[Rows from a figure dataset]
[Start]
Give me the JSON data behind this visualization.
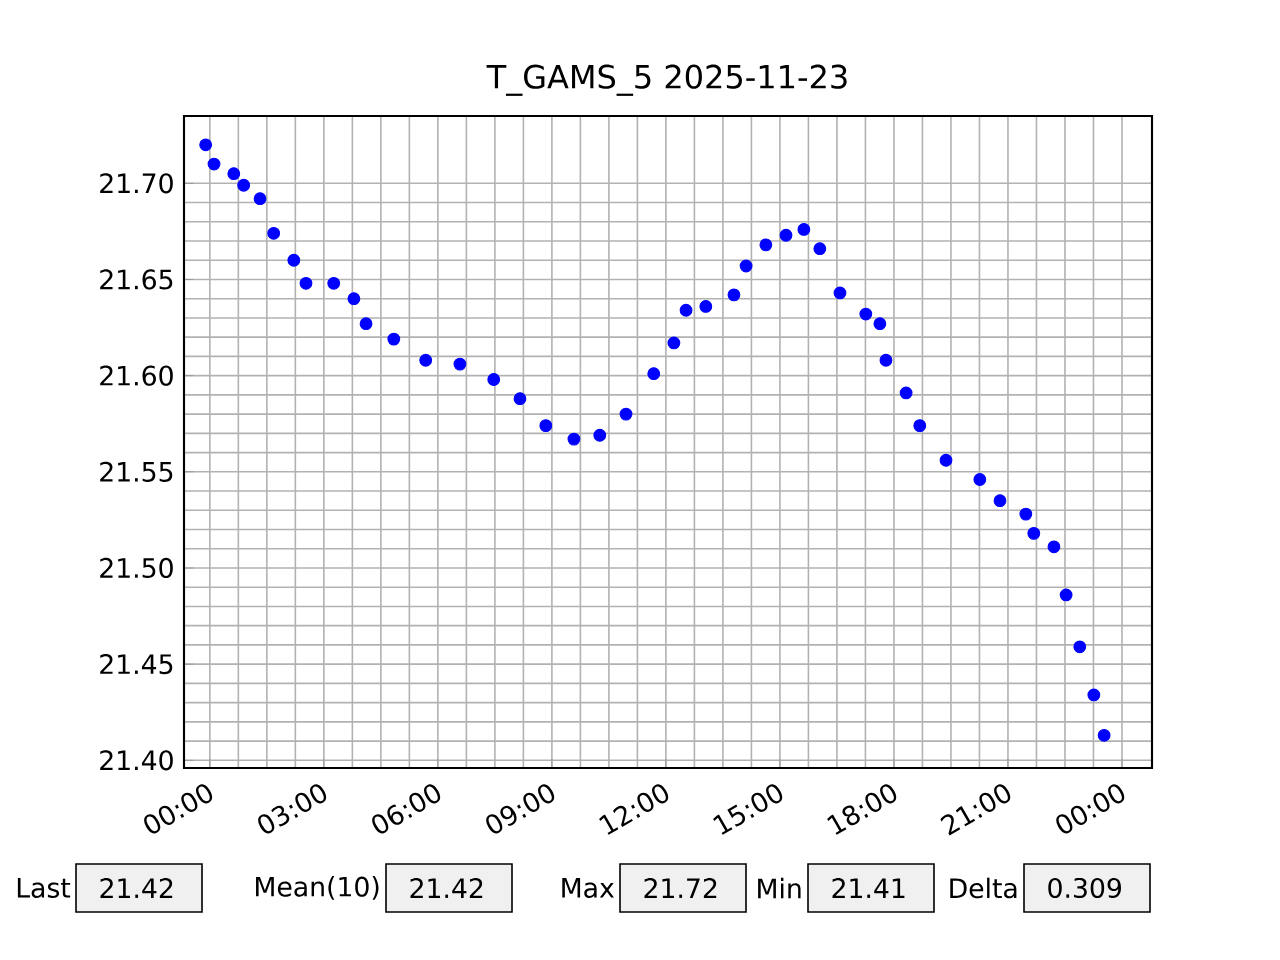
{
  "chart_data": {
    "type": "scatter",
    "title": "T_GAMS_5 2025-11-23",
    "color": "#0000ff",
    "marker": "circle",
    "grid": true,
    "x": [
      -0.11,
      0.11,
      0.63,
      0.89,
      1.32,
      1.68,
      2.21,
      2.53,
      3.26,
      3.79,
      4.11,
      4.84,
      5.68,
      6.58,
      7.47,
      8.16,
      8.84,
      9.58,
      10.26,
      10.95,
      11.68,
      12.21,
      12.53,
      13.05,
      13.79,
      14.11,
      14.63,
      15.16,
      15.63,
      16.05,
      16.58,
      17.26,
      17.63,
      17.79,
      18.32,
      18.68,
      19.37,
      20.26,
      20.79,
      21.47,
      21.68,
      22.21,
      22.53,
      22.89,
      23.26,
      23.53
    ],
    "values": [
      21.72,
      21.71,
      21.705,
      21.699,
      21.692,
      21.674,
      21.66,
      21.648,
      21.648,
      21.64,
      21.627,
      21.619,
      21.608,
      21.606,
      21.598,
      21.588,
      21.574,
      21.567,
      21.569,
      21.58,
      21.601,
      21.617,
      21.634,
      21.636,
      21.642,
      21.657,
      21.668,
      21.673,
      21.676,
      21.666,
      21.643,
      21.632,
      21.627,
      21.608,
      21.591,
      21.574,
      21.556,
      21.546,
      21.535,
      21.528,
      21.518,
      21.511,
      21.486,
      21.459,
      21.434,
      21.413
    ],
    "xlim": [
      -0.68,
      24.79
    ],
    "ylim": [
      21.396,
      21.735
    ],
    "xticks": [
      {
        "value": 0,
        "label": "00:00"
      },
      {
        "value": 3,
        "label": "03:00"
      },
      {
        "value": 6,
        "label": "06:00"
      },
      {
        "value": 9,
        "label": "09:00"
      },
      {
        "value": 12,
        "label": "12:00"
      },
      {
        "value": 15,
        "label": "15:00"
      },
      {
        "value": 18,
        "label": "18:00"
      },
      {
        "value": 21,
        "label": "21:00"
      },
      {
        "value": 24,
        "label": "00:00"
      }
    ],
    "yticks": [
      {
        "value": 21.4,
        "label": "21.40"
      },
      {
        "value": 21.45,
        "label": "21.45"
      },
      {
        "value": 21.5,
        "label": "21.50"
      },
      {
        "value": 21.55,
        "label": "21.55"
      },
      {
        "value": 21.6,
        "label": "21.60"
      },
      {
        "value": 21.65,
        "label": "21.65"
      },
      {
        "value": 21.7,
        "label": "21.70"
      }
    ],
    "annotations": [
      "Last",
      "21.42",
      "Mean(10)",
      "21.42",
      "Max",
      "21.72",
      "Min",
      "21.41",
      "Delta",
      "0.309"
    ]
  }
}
[End]
**Job:** Copy out all the entries exactly. Images stay out of the copy.

**The result:**
Give me the JSON data behind this visualization.
{
  "chart_data": {
    "type": "scatter",
    "title": "T_GAMS_5 2025-11-23",
    "color": "#0000ff",
    "marker": "circle",
    "grid": true,
    "x": [
      -0.11,
      0.11,
      0.63,
      0.89,
      1.32,
      1.68,
      2.21,
      2.53,
      3.26,
      3.79,
      4.11,
      4.84,
      5.68,
      6.58,
      7.47,
      8.16,
      8.84,
      9.58,
      10.26,
      10.95,
      11.68,
      12.21,
      12.53,
      13.05,
      13.79,
      14.11,
      14.63,
      15.16,
      15.63,
      16.05,
      16.58,
      17.26,
      17.63,
      17.79,
      18.32,
      18.68,
      19.37,
      20.26,
      20.79,
      21.47,
      21.68,
      22.21,
      22.53,
      22.89,
      23.26,
      23.53
    ],
    "values": [
      21.72,
      21.71,
      21.705,
      21.699,
      21.692,
      21.674,
      21.66,
      21.648,
      21.648,
      21.64,
      21.627,
      21.619,
      21.608,
      21.606,
      21.598,
      21.588,
      21.574,
      21.567,
      21.569,
      21.58,
      21.601,
      21.617,
      21.634,
      21.636,
      21.642,
      21.657,
      21.668,
      21.673,
      21.676,
      21.666,
      21.643,
      21.632,
      21.627,
      21.608,
      21.591,
      21.574,
      21.556,
      21.546,
      21.535,
      21.528,
      21.518,
      21.511,
      21.486,
      21.459,
      21.434,
      21.413
    ],
    "xlim": [
      -0.68,
      24.79
    ],
    "ylim": [
      21.396,
      21.735
    ],
    "xticks": [
      {
        "value": 0,
        "label": "00:00"
      },
      {
        "value": 3,
        "label": "03:00"
      },
      {
        "value": 6,
        "label": "06:00"
      },
      {
        "value": 9,
        "label": "09:00"
      },
      {
        "value": 12,
        "label": "12:00"
      },
      {
        "value": 15,
        "label": "15:00"
      },
      {
        "value": 18,
        "label": "18:00"
      },
      {
        "value": 21,
        "label": "21:00"
      },
      {
        "value": 24,
        "label": "00:00"
      }
    ],
    "yticks": [
      {
        "value": 21.4,
        "label": "21.40"
      },
      {
        "value": 21.45,
        "label": "21.45"
      },
      {
        "value": 21.5,
        "label": "21.50"
      },
      {
        "value": 21.55,
        "label": "21.55"
      },
      {
        "value": 21.6,
        "label": "21.60"
      },
      {
        "value": 21.65,
        "label": "21.65"
      },
      {
        "value": 21.7,
        "label": "21.70"
      }
    ],
    "annotations": [
      "Last",
      "21.42",
      "Mean(10)",
      "21.42",
      "Max",
      "21.72",
      "Min",
      "21.41",
      "Delta",
      "0.309"
    ]
  }
}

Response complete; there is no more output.